───── Records to use ─────
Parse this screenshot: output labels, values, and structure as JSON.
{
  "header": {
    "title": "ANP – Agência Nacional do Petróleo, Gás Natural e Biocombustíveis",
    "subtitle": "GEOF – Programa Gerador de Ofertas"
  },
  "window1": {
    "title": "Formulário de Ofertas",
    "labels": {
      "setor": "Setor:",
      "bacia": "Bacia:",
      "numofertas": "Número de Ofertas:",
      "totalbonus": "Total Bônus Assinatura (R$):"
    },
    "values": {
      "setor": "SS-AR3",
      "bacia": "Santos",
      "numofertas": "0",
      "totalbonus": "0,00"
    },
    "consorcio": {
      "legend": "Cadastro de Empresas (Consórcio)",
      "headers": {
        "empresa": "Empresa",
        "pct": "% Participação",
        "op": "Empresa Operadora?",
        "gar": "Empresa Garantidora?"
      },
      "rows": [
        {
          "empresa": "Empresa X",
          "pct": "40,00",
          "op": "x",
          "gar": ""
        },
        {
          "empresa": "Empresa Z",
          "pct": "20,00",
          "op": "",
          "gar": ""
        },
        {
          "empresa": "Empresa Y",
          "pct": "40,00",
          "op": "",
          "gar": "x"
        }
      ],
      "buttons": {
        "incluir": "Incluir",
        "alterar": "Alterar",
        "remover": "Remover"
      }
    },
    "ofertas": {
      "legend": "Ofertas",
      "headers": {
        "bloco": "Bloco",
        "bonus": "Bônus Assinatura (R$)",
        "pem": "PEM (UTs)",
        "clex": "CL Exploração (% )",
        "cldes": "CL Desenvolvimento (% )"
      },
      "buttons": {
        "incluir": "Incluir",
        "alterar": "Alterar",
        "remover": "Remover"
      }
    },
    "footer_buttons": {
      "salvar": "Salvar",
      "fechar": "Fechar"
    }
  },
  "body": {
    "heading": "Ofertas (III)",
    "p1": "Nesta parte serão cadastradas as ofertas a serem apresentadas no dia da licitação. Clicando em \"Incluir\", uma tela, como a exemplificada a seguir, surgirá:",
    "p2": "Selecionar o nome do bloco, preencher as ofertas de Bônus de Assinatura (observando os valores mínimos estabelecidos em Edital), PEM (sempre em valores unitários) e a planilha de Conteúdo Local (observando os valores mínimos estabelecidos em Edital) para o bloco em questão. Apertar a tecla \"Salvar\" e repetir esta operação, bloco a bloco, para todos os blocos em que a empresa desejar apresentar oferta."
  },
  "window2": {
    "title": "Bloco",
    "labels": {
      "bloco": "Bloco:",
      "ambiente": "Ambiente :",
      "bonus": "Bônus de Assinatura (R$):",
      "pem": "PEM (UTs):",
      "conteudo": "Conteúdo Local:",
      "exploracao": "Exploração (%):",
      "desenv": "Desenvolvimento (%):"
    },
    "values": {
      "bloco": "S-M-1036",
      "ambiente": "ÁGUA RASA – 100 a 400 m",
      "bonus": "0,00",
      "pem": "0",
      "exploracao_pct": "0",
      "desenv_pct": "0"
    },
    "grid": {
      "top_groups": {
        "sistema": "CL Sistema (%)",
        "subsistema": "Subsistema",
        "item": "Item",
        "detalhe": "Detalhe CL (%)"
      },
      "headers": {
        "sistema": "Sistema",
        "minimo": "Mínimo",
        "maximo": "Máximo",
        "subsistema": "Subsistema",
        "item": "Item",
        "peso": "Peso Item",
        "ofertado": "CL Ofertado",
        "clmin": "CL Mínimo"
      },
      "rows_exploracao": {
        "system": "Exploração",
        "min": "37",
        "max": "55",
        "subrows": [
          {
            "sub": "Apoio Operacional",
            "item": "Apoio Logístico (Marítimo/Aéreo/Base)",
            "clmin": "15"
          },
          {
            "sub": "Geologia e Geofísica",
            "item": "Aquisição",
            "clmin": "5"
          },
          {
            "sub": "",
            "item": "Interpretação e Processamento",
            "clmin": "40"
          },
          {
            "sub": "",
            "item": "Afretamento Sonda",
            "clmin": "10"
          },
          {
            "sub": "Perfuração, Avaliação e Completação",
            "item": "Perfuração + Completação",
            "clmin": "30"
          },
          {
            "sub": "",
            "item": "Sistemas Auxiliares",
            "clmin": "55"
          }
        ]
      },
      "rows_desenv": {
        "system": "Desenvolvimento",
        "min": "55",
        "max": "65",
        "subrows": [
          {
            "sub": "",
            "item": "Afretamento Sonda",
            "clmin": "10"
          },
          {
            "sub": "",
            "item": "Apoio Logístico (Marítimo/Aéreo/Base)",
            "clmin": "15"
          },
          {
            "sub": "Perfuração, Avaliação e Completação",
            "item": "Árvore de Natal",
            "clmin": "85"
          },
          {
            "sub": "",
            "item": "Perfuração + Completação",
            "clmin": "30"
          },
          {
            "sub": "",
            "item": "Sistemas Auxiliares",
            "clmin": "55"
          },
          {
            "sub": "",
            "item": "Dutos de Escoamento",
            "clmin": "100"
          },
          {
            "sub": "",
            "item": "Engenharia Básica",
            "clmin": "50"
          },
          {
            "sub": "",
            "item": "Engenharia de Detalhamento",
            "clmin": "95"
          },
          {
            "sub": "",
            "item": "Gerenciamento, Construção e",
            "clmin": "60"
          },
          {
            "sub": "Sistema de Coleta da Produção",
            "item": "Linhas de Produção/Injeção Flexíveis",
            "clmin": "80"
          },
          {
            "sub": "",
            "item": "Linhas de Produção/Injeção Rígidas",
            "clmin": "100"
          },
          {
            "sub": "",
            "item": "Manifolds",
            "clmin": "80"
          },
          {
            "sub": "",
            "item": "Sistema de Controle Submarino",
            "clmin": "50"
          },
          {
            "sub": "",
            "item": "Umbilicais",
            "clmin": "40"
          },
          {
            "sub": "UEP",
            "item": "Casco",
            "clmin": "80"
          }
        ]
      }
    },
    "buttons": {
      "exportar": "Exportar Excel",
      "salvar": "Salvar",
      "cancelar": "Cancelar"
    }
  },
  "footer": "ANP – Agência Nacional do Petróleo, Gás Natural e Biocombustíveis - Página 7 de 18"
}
─────
- _Your instructions_: Take each line containing the string "legend" and copy it out.

- _The reply_:
      "legend": "Cadastro de Empresas (Consórcio)",
      "legend": "Ofertas",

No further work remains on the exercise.